In the entries below, count every line with the string "title". State the count and nothing else.

Stored data entries:
>>>>>

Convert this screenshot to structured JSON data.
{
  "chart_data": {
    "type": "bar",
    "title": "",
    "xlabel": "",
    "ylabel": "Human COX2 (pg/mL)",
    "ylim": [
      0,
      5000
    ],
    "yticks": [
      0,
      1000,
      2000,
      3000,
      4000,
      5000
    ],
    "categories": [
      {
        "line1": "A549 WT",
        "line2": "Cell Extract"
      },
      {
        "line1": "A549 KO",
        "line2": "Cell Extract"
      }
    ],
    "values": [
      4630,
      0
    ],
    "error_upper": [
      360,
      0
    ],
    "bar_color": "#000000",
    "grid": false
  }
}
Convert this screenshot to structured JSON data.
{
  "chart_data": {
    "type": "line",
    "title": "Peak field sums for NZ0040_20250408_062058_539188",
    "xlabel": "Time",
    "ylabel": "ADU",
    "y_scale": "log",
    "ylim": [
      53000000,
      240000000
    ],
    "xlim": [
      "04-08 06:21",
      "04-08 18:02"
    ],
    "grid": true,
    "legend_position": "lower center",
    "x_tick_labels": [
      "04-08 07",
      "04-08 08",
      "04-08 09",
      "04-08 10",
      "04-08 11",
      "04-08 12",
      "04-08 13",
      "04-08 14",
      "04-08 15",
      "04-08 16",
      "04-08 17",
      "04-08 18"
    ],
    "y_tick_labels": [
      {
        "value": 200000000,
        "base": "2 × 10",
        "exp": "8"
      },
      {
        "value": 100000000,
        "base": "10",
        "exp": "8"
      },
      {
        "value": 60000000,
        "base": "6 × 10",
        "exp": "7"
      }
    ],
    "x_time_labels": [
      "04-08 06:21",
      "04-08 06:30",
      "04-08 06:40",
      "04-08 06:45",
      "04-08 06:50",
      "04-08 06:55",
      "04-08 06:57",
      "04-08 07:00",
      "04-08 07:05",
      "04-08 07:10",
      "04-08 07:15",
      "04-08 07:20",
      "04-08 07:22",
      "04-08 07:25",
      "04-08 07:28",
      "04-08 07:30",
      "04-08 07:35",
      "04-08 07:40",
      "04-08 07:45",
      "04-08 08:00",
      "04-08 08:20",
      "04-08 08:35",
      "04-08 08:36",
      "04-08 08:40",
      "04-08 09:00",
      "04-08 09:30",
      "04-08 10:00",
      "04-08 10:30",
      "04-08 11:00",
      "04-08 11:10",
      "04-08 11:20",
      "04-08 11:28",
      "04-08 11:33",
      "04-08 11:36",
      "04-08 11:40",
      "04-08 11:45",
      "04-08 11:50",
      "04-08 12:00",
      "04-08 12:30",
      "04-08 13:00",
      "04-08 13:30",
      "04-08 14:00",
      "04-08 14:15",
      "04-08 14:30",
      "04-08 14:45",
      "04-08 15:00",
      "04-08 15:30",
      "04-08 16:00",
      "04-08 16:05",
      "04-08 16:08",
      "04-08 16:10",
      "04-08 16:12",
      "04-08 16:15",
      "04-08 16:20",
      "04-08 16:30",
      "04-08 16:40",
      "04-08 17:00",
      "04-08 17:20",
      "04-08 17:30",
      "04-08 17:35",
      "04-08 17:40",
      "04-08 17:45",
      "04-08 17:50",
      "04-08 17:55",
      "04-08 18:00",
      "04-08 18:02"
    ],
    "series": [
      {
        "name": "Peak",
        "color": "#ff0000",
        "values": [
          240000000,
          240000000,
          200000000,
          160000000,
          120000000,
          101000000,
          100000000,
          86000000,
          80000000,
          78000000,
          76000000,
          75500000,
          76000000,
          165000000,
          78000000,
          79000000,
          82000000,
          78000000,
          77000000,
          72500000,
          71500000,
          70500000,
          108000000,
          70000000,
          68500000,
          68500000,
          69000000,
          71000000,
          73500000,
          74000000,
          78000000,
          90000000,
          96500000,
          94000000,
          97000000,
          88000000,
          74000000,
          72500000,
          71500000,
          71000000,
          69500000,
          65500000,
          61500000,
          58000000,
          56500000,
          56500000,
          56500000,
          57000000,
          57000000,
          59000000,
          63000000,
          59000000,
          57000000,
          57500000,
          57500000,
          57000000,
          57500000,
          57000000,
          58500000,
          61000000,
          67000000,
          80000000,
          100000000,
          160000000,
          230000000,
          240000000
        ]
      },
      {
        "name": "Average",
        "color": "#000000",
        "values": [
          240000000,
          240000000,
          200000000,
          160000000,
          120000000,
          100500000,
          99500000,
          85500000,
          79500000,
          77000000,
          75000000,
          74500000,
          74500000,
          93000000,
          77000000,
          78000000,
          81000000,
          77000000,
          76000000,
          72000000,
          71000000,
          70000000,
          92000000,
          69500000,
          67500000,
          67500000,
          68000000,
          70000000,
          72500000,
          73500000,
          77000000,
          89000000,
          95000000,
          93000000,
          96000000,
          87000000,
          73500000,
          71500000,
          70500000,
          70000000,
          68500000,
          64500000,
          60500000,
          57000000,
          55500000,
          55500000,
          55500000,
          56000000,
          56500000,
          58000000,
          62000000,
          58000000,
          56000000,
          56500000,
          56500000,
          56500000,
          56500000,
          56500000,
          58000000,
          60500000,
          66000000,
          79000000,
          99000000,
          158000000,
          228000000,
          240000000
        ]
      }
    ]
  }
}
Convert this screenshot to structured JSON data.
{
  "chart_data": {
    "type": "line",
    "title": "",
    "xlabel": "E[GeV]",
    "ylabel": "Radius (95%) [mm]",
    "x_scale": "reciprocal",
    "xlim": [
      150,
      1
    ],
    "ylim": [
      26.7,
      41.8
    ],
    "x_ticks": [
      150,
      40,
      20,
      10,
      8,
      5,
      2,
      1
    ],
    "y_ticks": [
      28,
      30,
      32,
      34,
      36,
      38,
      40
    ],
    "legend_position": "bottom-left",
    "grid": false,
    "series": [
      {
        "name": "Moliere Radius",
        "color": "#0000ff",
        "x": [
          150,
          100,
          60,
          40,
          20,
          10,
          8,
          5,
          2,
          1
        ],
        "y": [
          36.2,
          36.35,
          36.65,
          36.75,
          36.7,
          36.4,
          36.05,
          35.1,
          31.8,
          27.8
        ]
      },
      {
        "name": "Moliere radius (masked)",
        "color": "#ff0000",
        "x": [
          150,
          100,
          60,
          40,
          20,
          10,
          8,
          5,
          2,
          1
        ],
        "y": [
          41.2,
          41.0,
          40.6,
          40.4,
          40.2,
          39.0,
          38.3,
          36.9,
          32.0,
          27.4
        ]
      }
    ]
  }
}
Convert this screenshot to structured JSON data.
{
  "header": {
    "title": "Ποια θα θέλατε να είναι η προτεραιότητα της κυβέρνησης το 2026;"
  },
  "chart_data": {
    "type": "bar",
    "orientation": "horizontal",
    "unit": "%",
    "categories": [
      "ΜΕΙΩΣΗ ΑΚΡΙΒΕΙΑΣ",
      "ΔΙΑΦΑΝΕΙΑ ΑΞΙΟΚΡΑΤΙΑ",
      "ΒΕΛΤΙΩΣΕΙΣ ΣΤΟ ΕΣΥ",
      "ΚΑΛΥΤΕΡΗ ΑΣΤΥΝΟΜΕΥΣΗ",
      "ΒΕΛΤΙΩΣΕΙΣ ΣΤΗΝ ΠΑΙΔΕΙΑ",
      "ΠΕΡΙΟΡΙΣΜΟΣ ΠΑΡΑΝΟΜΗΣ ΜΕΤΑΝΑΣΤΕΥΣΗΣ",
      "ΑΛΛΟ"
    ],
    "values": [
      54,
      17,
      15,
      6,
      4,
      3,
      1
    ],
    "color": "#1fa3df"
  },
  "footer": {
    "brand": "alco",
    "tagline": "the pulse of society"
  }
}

<<<<<

THE SOLUTION: 4